If you’re looking for your next read after Frankenstein, start here.

BookBest ForCentral TensionWhy It Feels Similar
Dr. Jekyll and Mr. HydeClassic GothicDual identityThe monster lives within the creator
The Island of Dr. MoreauDark sci-fiScientific ethicsCreation without remorse
Never Let Me GoLiterary fictionManufactured livesQuiet, inherited abandonment
Oryx and CrakeDystopianGenetic engineeringCreation scaled to catastrophe
Klara and the SunEmotional sci-fiArtificial consciousnessA being learning love from the outside
Frankenstein in BaghdadModern GothicWar and justiceShelley’s idea of a different violence
Mexican GothicAtmospheric horrorColonial inheritancePower reshaping bodies and memory
ExhalationPhilosophical sci-fiConsciousnessShelley’s idea of a different violence

Start Here: The Closest Matches

Some books mirror Frankenstein in plot. These come closest in feeling.

The Strange Case of Dr. Jekyll and Mr. Hyde (1886) by Robert Louis Stevenson

Cover of The Strange Case of Dr. Jekyll and Mr. Hyde

A man separates himself into two selves and loses control of one of them. Where Frankenstein builds a creature from the outside in, Stevenson turns the experiment inward. The division is already there. Jekyll’s formula releases what was waiting.

Best for: Readers drawn to Gothic horror as self-division rather than external threat.

Find a copy: Bookshop.org | Amazon


The Island of Dr. Moreau (1896) by H. G. Wells

Cover of The Island of Doctor Moreau by HG Wells

On a remote island, a scientist reshapes animals into something resembling humans. There is no hesitation here, no recoil. Where Victor flees what he’s made, Moreau continues. That difference is what makes the outcome so difficult to look away from.

Best for: Readers interested in scientific ethics and creation without remorse.

Find a copy: Bookshop.org | Amazon


Never Let Me Go (2005) by Kazuo Ishiguro

Cover of Never Let Me Go by Kazuo Ishiguro

Children grow up in a carefully controlled world, slowly realizing why they exist. The horror is quiet. There’s no lightning, no laboratory. Just lives shaped for a purpose and then set aside. Ishiguro does what Shelley does: makes you feel the abandonment from the inside.

====================

* _TASKS FOR THIS EXERCISE_:
A - Use the Frankenstein reading list to answer these:
(i) In what year was The Island of Dr. Moreau published?
(ii) Who wrote Never Let Me Go?
(iii) In The Strange Case of Dr. Jekyll and Mr. Hyde, what does the man do to himself?
B - Does each statement agree with the Frankenstein reading list? Answer yes or no and quote the words that decide it.
(i) Moreau flees what he has made.
(ii) Never Let Me Go has no laboratory.
(iii) The Strange Case of Dr. Jekyll and Mr. Hyde is recommended for readers who like Gothic horror as an external threat.

====================

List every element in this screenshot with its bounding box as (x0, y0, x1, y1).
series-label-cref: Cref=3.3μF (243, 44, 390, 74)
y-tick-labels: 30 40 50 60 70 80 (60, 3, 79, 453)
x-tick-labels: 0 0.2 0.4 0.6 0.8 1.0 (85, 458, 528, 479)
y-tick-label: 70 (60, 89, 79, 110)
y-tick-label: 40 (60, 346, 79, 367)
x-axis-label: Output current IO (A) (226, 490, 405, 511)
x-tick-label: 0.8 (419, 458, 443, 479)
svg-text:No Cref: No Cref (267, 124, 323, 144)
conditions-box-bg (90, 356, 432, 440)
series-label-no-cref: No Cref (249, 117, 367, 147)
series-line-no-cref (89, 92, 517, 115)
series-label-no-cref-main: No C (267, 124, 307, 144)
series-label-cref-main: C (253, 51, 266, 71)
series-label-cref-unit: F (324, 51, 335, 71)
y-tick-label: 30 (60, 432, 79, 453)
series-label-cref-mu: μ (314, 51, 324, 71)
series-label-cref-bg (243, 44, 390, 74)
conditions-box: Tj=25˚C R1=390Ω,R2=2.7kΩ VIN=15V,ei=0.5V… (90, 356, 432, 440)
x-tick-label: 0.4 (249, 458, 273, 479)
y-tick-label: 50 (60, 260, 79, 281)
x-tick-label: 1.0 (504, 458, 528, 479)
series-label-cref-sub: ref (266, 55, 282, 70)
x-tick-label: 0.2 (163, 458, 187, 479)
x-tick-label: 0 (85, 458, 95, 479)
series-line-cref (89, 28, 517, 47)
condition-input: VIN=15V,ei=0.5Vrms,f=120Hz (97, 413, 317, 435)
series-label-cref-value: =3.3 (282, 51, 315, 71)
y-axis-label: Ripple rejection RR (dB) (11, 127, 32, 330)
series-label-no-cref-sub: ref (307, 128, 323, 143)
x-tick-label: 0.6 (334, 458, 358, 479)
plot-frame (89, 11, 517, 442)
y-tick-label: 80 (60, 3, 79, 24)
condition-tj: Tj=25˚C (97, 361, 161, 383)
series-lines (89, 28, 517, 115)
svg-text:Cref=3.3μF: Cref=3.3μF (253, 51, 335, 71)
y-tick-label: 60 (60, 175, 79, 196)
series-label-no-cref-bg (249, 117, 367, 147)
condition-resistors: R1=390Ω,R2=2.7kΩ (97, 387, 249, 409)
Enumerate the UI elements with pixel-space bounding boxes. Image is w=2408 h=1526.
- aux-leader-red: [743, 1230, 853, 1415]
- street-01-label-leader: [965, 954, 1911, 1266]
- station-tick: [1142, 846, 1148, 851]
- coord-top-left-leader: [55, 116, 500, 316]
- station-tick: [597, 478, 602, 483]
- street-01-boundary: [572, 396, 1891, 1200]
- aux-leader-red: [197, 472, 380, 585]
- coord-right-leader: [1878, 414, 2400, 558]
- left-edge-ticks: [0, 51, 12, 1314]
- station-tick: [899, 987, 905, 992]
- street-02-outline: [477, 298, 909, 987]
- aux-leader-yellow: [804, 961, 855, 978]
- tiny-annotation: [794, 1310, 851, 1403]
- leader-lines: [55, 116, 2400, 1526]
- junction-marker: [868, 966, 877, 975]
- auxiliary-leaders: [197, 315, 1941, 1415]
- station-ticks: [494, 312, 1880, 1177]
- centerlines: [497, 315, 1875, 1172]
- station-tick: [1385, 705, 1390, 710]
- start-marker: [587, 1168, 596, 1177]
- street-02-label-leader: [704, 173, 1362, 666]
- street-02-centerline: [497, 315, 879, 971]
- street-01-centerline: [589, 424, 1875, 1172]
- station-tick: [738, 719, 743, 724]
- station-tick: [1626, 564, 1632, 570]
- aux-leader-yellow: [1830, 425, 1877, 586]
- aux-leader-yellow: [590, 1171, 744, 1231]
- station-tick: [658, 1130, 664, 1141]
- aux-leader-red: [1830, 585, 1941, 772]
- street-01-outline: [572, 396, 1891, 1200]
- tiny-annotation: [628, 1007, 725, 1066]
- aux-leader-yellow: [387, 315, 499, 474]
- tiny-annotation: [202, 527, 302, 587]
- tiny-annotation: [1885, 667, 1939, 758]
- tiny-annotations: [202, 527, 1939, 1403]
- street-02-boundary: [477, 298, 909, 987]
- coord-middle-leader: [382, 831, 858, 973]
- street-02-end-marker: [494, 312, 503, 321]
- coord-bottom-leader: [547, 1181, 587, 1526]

====================

* _ANSWERS TO THIS EXERCISE_:
A -
(i) 1896
(ii) Kazuo Ishiguro
(iii) He separates himself into two selves and loses control of one of them.

B -
(i) No: "Where Victor flees what he’s made, Moreau continues."
(ii) Yes: "There’s no lightning, no laboratory."
(iii) No: "Best for: Readers drawn to Gothic horror as self-division rather than external threat."